Exercise task:
Rewrite the entries below, replacing "Wavenumber" with "Wave number" wherever it appears and leaving everything else unchanged.

[Collected data entries]
# # #

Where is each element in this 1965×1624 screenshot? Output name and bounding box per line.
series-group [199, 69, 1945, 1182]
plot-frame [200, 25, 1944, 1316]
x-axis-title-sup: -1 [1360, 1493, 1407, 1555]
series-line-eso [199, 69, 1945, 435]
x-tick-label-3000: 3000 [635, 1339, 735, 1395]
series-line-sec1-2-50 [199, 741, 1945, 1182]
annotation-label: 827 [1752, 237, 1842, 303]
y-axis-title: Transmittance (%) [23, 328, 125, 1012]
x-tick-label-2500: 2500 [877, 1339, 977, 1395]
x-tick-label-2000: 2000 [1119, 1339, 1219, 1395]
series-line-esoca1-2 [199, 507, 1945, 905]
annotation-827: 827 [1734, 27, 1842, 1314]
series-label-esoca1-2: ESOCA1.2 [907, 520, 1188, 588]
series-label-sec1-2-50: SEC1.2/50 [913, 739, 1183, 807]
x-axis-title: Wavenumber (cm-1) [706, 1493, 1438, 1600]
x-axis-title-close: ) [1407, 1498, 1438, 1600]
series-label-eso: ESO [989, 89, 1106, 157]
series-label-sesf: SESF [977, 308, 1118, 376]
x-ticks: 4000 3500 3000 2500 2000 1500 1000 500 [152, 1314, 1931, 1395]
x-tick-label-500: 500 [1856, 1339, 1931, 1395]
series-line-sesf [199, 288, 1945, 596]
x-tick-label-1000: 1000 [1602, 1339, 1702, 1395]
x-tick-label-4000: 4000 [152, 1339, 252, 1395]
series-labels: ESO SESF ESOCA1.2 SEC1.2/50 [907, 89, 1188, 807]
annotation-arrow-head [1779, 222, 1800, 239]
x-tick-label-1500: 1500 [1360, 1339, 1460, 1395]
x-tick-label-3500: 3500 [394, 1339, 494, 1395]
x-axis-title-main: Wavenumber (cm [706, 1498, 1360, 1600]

# # #

The answer:
Where is each element in this 1965×1624 screenshot? Output name and bounding box per line.
series-group [199, 69, 1945, 1182]
plot-frame [200, 25, 1944, 1316]
x-axis-title-sup: -1 [1360, 1493, 1407, 1555]
series-line-eso [199, 69, 1945, 435]
x-tick-label-3000: 3000 [635, 1339, 735, 1395]
series-line-sec1-2-50 [199, 741, 1945, 1182]
annotation-label: 827 [1752, 237, 1842, 303]
y-axis-title: Transmittance (%) [23, 328, 125, 1012]
x-tick-label-2500: 2500 [877, 1339, 977, 1395]
x-tick-label-2000: 2000 [1119, 1339, 1219, 1395]
series-line-esoca1-2 [199, 507, 1945, 905]
annotation-827: 827 [1734, 27, 1842, 1314]
series-label-esoca1-2: ESOCA1.2 [907, 520, 1188, 588]
series-label-sec1-2-50: SEC1.2/50 [913, 739, 1183, 807]
x-axis-title: Wave number (cm-1) [706, 1493, 1438, 1600]
x-axis-title-close: ) [1407, 1498, 1438, 1600]
series-label-eso: ESO [989, 89, 1106, 157]
series-label-sesf: SESF [977, 308, 1118, 376]
x-ticks: 4000 3500 3000 2500 2000 1500 1000 500 [152, 1314, 1931, 1395]
x-tick-label-500: 500 [1856, 1339, 1931, 1395]
series-line-sesf [199, 288, 1945, 596]
x-tick-label-1000: 1000 [1602, 1339, 1702, 1395]
x-tick-label-4000: 4000 [152, 1339, 252, 1395]
series-labels: ESO SESF ESOCA1.2 SEC1.2/50 [907, 89, 1188, 807]
annotation-arrow-head [1779, 222, 1800, 239]
x-tick-label-1500: 1500 [1360, 1339, 1460, 1395]
x-tick-label-3500: 3500 [394, 1339, 494, 1395]
x-axis-title-main: Wave number (cm [706, 1498, 1360, 1600]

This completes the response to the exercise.